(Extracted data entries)
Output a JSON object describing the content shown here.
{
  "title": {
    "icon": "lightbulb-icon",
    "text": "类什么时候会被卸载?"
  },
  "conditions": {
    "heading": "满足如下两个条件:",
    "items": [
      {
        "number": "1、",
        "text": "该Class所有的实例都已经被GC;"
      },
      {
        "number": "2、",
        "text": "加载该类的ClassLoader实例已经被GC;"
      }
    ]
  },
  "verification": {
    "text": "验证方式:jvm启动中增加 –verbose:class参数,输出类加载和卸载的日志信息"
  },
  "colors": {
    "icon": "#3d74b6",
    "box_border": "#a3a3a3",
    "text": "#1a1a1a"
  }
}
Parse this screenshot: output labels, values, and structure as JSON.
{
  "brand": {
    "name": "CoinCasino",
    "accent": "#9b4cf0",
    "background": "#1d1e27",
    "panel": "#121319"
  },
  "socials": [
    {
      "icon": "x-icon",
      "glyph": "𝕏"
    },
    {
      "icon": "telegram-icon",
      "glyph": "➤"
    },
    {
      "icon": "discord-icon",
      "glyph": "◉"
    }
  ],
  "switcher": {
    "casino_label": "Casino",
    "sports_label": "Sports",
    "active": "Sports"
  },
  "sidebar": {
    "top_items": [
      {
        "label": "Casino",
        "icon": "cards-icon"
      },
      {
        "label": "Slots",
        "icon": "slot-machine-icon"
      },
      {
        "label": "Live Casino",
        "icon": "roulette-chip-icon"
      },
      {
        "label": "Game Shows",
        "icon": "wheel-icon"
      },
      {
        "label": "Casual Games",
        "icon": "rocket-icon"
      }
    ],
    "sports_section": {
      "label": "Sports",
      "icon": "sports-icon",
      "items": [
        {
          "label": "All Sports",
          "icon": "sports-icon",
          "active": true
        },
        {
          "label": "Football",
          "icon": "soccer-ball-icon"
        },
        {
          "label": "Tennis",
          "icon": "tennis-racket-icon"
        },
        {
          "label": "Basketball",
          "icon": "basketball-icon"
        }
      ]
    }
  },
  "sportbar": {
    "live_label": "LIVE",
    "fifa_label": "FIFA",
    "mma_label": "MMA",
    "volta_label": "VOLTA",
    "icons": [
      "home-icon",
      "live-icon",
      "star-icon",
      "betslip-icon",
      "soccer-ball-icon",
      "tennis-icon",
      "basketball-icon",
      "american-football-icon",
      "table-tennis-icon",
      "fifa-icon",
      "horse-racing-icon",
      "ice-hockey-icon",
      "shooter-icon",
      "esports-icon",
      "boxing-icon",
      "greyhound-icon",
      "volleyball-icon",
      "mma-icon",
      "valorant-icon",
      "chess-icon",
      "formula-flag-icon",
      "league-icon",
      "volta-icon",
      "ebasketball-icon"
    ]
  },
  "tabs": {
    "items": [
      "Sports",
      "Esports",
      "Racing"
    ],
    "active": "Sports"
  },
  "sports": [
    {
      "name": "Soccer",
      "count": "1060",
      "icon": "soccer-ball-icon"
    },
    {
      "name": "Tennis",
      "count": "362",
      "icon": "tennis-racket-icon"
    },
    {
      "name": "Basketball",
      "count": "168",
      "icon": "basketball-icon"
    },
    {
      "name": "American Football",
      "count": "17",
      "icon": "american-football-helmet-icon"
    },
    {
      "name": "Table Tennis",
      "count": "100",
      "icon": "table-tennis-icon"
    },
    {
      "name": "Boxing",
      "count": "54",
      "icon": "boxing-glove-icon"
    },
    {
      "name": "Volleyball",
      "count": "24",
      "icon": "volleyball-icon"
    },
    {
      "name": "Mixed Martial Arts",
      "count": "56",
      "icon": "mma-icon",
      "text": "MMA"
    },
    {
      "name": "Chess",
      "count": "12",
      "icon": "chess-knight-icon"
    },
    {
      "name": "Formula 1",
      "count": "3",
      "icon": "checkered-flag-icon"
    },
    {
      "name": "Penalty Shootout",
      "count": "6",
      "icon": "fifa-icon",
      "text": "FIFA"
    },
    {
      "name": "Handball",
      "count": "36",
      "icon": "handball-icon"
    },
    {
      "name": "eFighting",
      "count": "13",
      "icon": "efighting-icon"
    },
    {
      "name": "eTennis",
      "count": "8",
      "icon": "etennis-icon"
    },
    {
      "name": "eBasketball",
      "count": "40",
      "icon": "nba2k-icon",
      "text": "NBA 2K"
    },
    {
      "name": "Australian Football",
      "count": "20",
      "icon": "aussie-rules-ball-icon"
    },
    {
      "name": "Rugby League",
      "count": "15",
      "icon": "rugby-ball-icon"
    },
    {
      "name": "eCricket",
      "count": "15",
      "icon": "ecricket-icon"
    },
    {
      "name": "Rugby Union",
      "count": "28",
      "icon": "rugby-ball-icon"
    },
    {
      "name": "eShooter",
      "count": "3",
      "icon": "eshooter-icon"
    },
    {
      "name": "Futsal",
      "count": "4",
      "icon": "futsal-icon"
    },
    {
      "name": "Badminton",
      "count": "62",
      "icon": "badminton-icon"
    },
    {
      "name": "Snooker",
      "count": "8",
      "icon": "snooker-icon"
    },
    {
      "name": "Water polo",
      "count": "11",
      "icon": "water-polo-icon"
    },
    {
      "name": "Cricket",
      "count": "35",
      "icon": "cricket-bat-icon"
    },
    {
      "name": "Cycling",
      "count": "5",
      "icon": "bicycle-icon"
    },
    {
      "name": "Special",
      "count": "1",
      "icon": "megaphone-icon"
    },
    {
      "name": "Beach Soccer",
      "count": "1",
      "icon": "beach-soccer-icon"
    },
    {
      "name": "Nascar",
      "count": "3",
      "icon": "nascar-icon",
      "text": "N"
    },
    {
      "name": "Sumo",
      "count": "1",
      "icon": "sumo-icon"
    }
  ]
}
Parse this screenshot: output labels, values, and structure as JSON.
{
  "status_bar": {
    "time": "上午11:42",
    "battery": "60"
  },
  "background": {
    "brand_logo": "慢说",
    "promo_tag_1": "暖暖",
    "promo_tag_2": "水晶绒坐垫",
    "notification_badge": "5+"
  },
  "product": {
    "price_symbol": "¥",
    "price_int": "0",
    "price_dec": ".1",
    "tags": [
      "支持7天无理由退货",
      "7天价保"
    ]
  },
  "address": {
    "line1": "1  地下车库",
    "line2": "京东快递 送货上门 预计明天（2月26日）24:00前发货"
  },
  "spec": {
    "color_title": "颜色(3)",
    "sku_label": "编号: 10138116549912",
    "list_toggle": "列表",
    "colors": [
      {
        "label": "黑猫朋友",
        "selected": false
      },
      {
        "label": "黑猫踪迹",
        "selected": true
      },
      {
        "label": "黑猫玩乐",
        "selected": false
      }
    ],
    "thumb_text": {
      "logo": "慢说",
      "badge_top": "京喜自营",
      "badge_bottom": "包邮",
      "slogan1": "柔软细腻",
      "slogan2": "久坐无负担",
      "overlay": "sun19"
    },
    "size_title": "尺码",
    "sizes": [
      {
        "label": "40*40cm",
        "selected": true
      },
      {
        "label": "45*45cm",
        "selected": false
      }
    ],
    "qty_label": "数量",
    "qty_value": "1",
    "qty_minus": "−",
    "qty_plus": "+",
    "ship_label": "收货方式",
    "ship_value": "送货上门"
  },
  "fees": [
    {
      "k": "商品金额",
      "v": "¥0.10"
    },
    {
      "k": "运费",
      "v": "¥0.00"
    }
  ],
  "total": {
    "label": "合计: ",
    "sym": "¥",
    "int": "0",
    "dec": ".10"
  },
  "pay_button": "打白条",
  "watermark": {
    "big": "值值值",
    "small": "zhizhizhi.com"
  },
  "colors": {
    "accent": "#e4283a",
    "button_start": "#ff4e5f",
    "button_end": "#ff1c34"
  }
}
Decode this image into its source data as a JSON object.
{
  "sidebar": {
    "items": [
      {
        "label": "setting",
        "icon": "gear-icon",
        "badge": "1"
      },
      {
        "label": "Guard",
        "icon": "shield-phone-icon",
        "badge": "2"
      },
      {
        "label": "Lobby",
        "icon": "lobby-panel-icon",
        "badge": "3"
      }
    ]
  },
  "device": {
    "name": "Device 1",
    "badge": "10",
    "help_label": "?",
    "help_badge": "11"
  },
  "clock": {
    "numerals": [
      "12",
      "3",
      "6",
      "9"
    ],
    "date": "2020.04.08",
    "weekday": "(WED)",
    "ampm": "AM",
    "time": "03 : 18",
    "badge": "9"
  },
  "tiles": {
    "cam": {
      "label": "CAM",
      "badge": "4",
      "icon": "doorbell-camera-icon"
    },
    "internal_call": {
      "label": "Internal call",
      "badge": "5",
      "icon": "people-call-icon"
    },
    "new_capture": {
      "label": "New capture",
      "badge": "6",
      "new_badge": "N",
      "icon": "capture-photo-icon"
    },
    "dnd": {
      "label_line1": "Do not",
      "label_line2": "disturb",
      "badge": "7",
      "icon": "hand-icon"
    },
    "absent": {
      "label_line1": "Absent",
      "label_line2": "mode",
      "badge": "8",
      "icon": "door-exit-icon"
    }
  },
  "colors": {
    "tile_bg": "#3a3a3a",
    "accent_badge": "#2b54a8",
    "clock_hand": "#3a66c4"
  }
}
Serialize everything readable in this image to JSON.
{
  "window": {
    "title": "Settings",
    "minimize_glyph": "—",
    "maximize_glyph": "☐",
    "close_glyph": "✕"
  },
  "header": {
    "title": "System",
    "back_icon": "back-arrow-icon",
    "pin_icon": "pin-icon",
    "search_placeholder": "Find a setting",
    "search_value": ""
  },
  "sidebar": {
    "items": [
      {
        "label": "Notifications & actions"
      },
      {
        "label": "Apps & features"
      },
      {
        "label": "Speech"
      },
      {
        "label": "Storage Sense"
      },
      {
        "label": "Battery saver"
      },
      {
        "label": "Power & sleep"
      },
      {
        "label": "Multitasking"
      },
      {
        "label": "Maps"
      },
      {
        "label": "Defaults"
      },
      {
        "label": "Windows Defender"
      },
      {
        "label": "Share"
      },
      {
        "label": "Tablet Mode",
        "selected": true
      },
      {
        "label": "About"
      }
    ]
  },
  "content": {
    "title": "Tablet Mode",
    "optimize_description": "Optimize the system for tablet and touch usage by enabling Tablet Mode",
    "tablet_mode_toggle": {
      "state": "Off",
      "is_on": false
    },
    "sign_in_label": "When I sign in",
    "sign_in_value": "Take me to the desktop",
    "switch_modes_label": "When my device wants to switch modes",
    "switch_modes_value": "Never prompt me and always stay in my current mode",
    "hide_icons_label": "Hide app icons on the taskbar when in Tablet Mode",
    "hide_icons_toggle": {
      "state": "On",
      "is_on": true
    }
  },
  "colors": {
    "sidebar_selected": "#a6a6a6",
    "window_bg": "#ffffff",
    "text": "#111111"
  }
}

* What you should do
Each line in the entries above that includes the string "JSON" should be extracted.

* Finished exercise
Output a JSON object describing the content shown here.
Parse this screenshot: output labels, values, and structure as JSON.
Parse this screenshot: output labels, values, and structure as JSON.
Decode this image into its source data as a JSON object.
Serialize everything readable in this image to JSON.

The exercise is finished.